[[ EXCERPT PROVIDED, beginning ]]

Published online by Cambridge University Press: 15 February 2010
Clinical presentation
Hypoglycaemia (see Chapter 2).
Collapse (see Chapter 13).
Hypotension (see Chapter 14).
Ambiguous genitalia (see Chapters 8 and 10).
Skin pigmentation (commonly, but not exclusively, scrotal, see Chapter 11).
Hyponatraemia (see Chapter 15).
Approach to the problem
Assess perfusion.
Measure blood pressure.
Measure blood glucose.
Measure blood sodium and potassium.
Is there a history of asphyxia? (Bilateral adrenal haemorrhage.)
History of maternal steroid excess (therapeutic administration or Cushing's syndrome).
Differential diagnosis
Other causes of hypoglycaemia e.g. hyperinsulinism, or metabolic cause (see Chapters 2 and 3).
Other causes of circulatory collapse, e.g. sepsis (see Chapter 13).
Addisonian crisis (structural or functional absence of pituitary or adrenal glands).
Primary adrenal failure
Congenital adrenal hyperplasia (CAH, including lipoid CAH caused by an abnormality in the steroidogenic acute regulatory (StAR) protein).
Adrenal hypoplasia congenita (AHC).
Adrenoleucodystrophy (ALD).

[[ EXCERPT PROVIDED, end ]]

DIRECTIONS:
• 1. In the clinical outline above, which chapter is cited for hypotension?
• 2. Please resume the clinical outline on adrenal disorders from the point where it stops.

[[ MATERIAL SHOWN, beginning ]]

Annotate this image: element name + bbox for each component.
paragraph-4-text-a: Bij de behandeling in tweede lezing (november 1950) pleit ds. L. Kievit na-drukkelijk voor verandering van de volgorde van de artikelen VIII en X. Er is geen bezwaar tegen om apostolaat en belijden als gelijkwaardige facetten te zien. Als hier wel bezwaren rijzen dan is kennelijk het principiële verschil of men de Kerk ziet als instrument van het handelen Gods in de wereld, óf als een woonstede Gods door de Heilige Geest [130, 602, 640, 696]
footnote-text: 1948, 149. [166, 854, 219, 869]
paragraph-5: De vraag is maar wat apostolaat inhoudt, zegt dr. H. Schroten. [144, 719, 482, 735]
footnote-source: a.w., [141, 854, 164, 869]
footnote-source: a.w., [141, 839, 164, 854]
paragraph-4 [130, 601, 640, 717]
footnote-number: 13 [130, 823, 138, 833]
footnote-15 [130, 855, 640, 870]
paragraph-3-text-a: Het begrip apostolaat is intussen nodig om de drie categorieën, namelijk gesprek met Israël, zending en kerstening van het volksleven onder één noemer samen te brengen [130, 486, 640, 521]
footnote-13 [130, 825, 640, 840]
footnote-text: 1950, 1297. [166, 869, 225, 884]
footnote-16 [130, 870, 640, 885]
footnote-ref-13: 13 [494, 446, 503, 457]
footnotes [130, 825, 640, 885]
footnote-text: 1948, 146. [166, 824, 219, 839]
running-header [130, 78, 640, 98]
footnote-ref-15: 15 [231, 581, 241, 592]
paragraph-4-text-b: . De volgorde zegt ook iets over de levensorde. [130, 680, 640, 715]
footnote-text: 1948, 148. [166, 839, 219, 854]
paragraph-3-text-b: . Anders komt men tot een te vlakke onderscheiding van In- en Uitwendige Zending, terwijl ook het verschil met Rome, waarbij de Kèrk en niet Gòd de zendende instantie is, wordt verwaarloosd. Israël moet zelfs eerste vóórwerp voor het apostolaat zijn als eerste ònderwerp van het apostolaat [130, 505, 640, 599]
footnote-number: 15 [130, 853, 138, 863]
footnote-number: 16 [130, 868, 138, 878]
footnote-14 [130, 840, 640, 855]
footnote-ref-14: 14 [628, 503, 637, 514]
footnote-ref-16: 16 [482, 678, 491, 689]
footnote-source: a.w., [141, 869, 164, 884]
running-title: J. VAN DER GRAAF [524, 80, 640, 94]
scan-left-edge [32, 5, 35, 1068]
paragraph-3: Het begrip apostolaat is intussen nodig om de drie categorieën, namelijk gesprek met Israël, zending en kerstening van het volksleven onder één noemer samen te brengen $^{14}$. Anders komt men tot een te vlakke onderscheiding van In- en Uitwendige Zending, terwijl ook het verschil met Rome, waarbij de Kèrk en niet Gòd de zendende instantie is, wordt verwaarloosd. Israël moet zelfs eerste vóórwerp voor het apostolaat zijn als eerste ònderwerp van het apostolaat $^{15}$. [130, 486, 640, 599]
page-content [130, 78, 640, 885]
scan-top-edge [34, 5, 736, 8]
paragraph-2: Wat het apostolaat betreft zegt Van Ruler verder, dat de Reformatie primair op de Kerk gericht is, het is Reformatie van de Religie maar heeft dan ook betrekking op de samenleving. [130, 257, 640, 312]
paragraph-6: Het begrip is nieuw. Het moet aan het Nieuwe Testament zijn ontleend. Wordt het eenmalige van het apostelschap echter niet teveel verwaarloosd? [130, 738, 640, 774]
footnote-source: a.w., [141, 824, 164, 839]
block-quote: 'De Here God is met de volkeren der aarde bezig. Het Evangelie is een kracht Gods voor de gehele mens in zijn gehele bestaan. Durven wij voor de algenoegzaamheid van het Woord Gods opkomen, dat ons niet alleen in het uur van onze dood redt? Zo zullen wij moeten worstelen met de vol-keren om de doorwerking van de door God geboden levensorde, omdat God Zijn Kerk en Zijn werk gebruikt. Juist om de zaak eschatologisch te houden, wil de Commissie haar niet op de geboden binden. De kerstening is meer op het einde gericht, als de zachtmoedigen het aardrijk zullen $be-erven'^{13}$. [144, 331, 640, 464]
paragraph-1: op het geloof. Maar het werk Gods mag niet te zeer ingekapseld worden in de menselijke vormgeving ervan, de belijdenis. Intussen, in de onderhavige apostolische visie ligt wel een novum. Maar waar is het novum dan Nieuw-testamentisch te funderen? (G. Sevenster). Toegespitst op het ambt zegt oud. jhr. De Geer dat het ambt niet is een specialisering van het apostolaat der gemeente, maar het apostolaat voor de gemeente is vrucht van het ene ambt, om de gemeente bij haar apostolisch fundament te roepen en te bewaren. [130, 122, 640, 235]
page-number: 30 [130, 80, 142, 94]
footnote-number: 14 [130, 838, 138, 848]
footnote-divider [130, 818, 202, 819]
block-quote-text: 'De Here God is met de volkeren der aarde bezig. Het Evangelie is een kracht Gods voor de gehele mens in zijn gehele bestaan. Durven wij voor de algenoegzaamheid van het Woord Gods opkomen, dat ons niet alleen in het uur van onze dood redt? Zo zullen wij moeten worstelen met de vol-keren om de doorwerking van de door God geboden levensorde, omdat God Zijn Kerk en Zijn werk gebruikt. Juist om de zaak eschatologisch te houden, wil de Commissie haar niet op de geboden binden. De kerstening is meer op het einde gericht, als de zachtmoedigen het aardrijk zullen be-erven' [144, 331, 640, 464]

[[ MATERIAL SHOWN, end ]]

ANSWERS FOR THE TASKS:
• 1. Chapter 14.

• 2.
Secondary adrenal failure
Adrenal suppression following steroid therapy.
Adrenocorticotrophic hormone (ACTH) deficiency (see Chapter 7).
ACTH resistance (familial glucocorticoid deficiency or FGD).
Antenatal steroids administered to the mother.
Maternal Cushing's disease/syndrome.
Postnatal steroid therapy.
Investigations
Immediate
Three random blood cortisol measurements (timing is not important) to look for low cortisol levels. (Plasma cortisol is difficult to interpret on a single sample because of the pulsatile nature of cortisol secretion, therefore taking 2–3 random samples makes it less likely that all will fall at a nadir. Cortisol may also be easier to interpret in the first week of life when cortisol levels are higher.)